Exercise instructions: Reproduce every line of the records below verbatim, in the same order.

Task inputs:

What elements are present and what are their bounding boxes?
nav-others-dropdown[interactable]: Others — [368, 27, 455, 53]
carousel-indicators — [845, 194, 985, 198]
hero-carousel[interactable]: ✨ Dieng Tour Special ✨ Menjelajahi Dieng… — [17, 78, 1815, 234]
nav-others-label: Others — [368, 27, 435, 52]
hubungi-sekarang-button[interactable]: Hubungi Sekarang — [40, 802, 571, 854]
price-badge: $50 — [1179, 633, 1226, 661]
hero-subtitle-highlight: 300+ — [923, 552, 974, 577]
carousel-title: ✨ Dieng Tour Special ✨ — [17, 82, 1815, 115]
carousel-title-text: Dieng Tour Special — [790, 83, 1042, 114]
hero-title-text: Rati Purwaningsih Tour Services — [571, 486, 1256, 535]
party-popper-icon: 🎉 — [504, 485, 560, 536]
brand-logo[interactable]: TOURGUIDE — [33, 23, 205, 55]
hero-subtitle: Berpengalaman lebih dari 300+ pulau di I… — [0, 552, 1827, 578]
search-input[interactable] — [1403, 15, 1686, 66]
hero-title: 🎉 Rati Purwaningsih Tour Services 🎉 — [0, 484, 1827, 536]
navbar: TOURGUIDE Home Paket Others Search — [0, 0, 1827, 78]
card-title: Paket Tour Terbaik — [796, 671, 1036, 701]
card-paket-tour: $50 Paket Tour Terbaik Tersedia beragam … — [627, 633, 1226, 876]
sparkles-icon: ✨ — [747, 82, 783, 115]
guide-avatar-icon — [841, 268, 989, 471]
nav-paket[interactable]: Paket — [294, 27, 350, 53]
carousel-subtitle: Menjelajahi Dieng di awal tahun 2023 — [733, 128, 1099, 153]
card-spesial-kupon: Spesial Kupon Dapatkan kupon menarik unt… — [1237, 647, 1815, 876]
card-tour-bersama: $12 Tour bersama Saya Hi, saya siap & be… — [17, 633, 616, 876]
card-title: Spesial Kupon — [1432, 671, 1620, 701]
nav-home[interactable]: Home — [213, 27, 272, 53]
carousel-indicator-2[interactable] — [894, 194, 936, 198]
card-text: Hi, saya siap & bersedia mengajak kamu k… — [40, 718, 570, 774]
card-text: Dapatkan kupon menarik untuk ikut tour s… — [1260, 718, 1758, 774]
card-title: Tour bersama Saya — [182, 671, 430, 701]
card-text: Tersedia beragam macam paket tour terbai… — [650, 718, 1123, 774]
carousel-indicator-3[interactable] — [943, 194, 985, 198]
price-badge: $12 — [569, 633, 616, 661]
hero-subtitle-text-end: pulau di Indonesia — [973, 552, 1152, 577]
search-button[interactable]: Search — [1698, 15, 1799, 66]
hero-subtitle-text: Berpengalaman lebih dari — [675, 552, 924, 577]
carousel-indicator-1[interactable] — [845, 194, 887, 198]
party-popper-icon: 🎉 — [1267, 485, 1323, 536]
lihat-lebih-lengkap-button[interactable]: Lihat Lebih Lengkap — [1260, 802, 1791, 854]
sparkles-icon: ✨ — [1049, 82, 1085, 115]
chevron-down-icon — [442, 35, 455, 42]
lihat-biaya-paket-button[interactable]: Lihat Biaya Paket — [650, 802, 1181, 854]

Exercise output:
What elements are present and what are their bounding boxes?
nav-others-dropdown[interactable]: Others — [368, 27, 455, 53]
carousel-indicators — [845, 194, 985, 198]
hero-carousel[interactable]: ✨ Dieng Tour Special ✨ Menjelajahi Dieng… — [17, 78, 1815, 234]
nav-others-label: Others — [368, 27, 435, 52]
hubungi-sekarang-button[interactable]: Hubungi Sekarang — [40, 802, 571, 854]
price-badge: $50 — [1179, 633, 1226, 661]
hero-subtitle-highlight: 300+ — [923, 552, 974, 577]
carousel-title: ✨ Dieng Tour Special ✨ — [17, 82, 1815, 115]
carousel-title-text: Dieng Tour Special — [790, 83, 1042, 114]
hero-title-text: Rati Purwaningsih Tour Services — [571, 486, 1256, 535]
party-popper-icon: 🎉 — [504, 485, 560, 536]
brand-logo[interactable]: TOURGUIDE — [33, 23, 205, 55]
hero-subtitle: Berpengalaman lebih dari 300+ pulau di I… — [0, 552, 1827, 578]
search-input[interactable] — [1403, 15, 1686, 66]
hero-title: 🎉 Rati Purwaningsih Tour Services 🎉 — [0, 484, 1827, 536]
navbar: TOURGUIDE Home Paket Others Search — [0, 0, 1827, 78]
card-title: Paket Tour Terbaik — [796, 671, 1036, 701]
card-paket-tour: $50 Paket Tour Terbaik Tersedia beragam … — [627, 633, 1226, 876]
sparkles-icon: ✨ — [747, 82, 783, 115]
guide-avatar-icon — [841, 268, 989, 471]
nav-paket[interactable]: Paket — [294, 27, 350, 53]
carousel-subtitle: Menjelajahi Dieng di awal tahun 2023 — [733, 128, 1099, 153]
card-spesial-kupon: Spesial Kupon Dapatkan kupon menarik unt… — [1237, 647, 1815, 876]
card-tour-bersama: $12 Tour bersama Saya Hi, saya siap & be… — [17, 633, 616, 876]
card-title: Spesial Kupon — [1432, 671, 1620, 701]
nav-home[interactable]: Home — [213, 27, 272, 53]
carousel-indicator-2[interactable] — [894, 194, 936, 198]
card-text: Hi, saya siap & bersedia mengajak kamu k… — [40, 718, 570, 774]
card-text: Dapatkan kupon menarik untuk ikut tour s… — [1260, 718, 1758, 774]
card-title: Tour bersama Saya — [182, 671, 430, 701]
card-text: Tersedia beragam macam paket tour terbai… — [650, 718, 1123, 774]
carousel-indicator-3[interactable] — [943, 194, 985, 198]
price-badge: $12 — [569, 633, 616, 661]
hero-subtitle-text-end: pulau di Indonesia — [973, 552, 1152, 577]
search-button[interactable]: Search — [1698, 15, 1799, 66]
hero-subtitle-text: Berpengalaman lebih dari — [675, 552, 924, 577]
carousel-indicator-1[interactable] — [845, 194, 887, 198]
party-popper-icon: 🎉 — [1267, 485, 1323, 536]
lihat-lebih-lengkap-button[interactable]: Lihat Lebih Lengkap — [1260, 802, 1791, 854]
sparkles-icon: ✨ — [1049, 82, 1085, 115]
chevron-down-icon — [442, 35, 455, 42]
lihat-biaya-paket-button[interactable]: Lihat Biaya Paket — [650, 802, 1181, 854]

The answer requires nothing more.